[start Given information]
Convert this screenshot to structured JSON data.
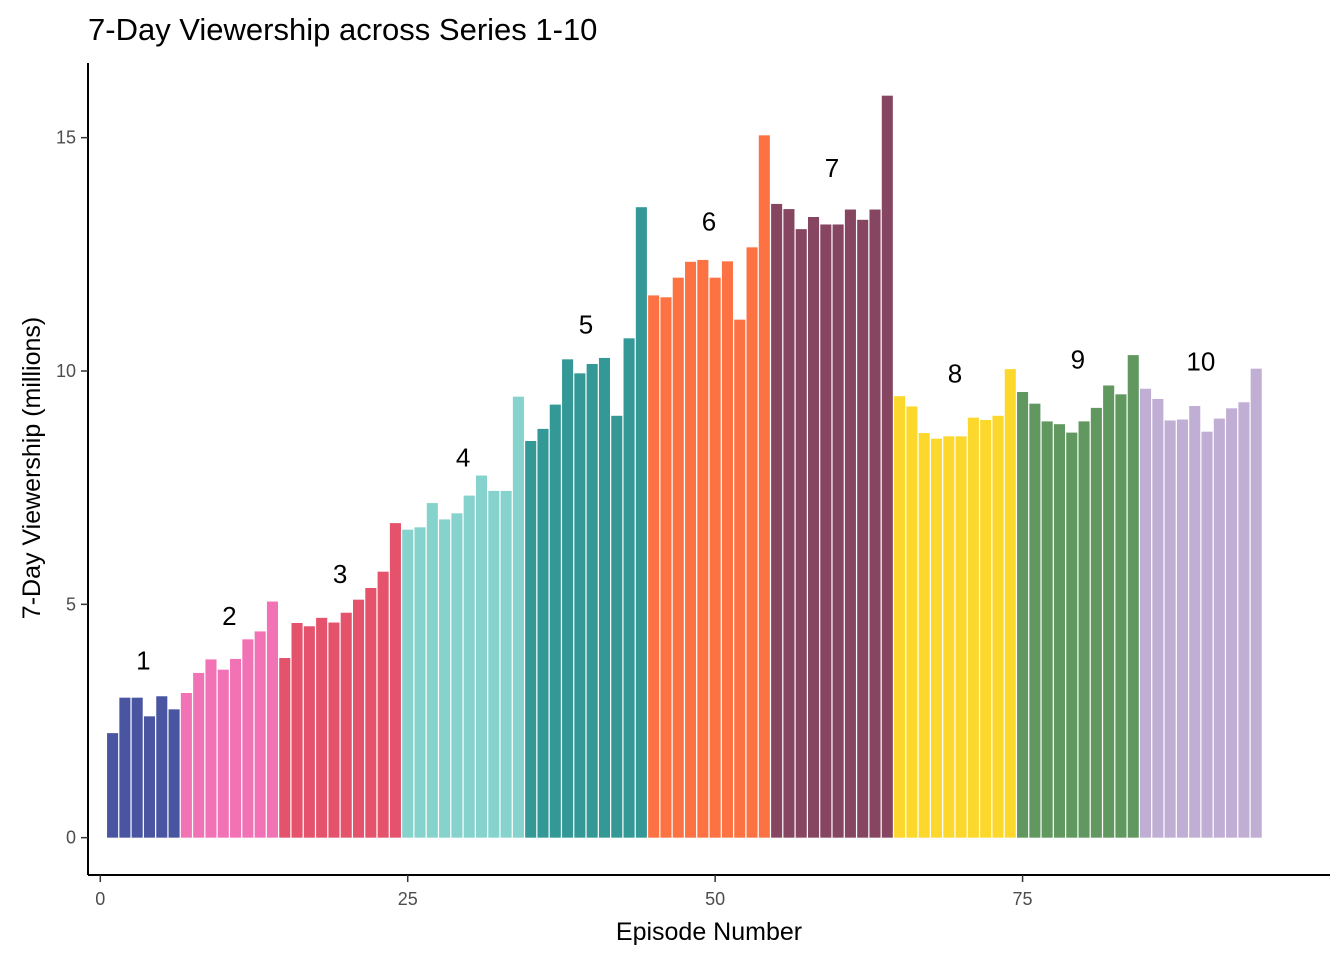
{
  "chart_data": {
    "type": "bar",
    "title": "7-Day Viewership across Series 1-10",
    "xlabel": "Episode Number",
    "ylabel": "7-Day Viewership (millions)",
    "xlim": [
      -1,
      100
    ],
    "ylim": [
      -0.8,
      16.6
    ],
    "x_ticks": [
      0,
      25,
      50,
      75
    ],
    "y_ticks": [
      0,
      5,
      10,
      15
    ],
    "grid": false,
    "legend": "none",
    "series": [
      {
        "label": "1",
        "color": "#4a55a2",
        "episodes": [
          1,
          2,
          3,
          4,
          5,
          6
        ],
        "values": [
          2.24,
          3.0,
          3.0,
          2.6,
          3.03,
          2.75
        ]
      },
      {
        "label": "2",
        "color": "#f272b6",
        "episodes": [
          7,
          8,
          9,
          10,
          11,
          12,
          13,
          14
        ],
        "values": [
          3.1,
          3.53,
          3.82,
          3.6,
          3.83,
          4.25,
          4.42,
          5.06
        ]
      },
      {
        "label": "3",
        "color": "#e4526b",
        "episodes": [
          15,
          16,
          17,
          18,
          19,
          20,
          21,
          22,
          23,
          24
        ],
        "values": [
          3.85,
          4.6,
          4.53,
          4.71,
          4.61,
          4.82,
          5.1,
          5.35,
          5.7,
          6.74
        ]
      },
      {
        "label": "4",
        "color": "#86d2cc",
        "episodes": [
          25,
          26,
          27,
          28,
          29,
          30,
          31,
          32,
          33,
          34
        ],
        "values": [
          6.6,
          6.65,
          7.17,
          6.82,
          6.95,
          7.33,
          7.76,
          7.43,
          7.43,
          9.45
        ]
      },
      {
        "label": "5",
        "color": "#339896",
        "episodes": [
          35,
          36,
          37,
          38,
          39,
          40,
          41,
          42,
          43,
          44
        ],
        "values": [
          8.5,
          8.76,
          9.28,
          10.25,
          9.95,
          10.15,
          10.28,
          9.04,
          10.7,
          13.51
        ]
      },
      {
        "label": "6",
        "color": "#fd7243",
        "episodes": [
          45,
          46,
          47,
          48,
          49,
          50,
          51,
          52,
          53,
          54
        ],
        "values": [
          11.62,
          11.58,
          12.0,
          12.34,
          12.38,
          12.0,
          12.35,
          11.1,
          12.65,
          15.05
        ]
      },
      {
        "label": "7",
        "color": "#864661",
        "episodes": [
          55,
          56,
          57,
          58,
          59,
          60,
          61,
          62,
          63,
          64
        ],
        "values": [
          13.58,
          13.47,
          13.04,
          13.3,
          13.14,
          13.14,
          13.46,
          13.24,
          13.46,
          15.9
        ]
      },
      {
        "label": "8",
        "color": "#fdd82c",
        "episodes": [
          65,
          66,
          67,
          68,
          69,
          70,
          71,
          72,
          73,
          74
        ],
        "values": [
          9.46,
          9.24,
          8.67,
          8.55,
          8.6,
          8.6,
          9.0,
          8.95,
          9.04,
          10.04
        ]
      },
      {
        "label": "9",
        "color": "#609860",
        "episodes": [
          75,
          76,
          77,
          78,
          79,
          80,
          81,
          82,
          83,
          84
        ],
        "values": [
          9.55,
          9.3,
          8.92,
          8.86,
          8.68,
          8.92,
          9.21,
          9.69,
          9.5,
          10.34
        ]
      },
      {
        "label": "10",
        "color": "#c1aed4",
        "episodes": [
          85,
          86,
          87,
          88,
          89,
          90,
          91,
          92,
          93,
          94
        ],
        "values": [
          9.62,
          9.4,
          8.94,
          8.96,
          9.25,
          8.7,
          8.98,
          9.2,
          9.33,
          10.05
        ]
      }
    ],
    "annotations": [
      {
        "text": "1",
        "x": 3.5,
        "y": 3.8
      },
      {
        "text": "2",
        "x": 10.5,
        "y": 4.75
      },
      {
        "text": "3",
        "x": 19.5,
        "y": 5.65
      },
      {
        "text": "4",
        "x": 29.5,
        "y": 8.15
      },
      {
        "text": "5",
        "x": 39.5,
        "y": 11.0
      },
      {
        "text": "6",
        "x": 49.5,
        "y": 13.2
      },
      {
        "text": "7",
        "x": 59.5,
        "y": 14.35
      },
      {
        "text": "8",
        "x": 69.5,
        "y": 9.95
      },
      {
        "text": "9",
        "x": 79.5,
        "y": 10.25
      },
      {
        "text": "10",
        "x": 89.5,
        "y": 10.2
      }
    ]
  }
}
[end Given information]
Copy every line in the records above that contains the word "color".

        "color": "#4a55a2",
        "color": "#f272b6",
        "color": "#e4526b",
        "color": "#86d2cc",
        "color": "#339896",
        "color": "#fd7243",
        "color": "#864661",
        "color": "#fdd82c",
        "color": "#609860",
        "color": "#c1aed4",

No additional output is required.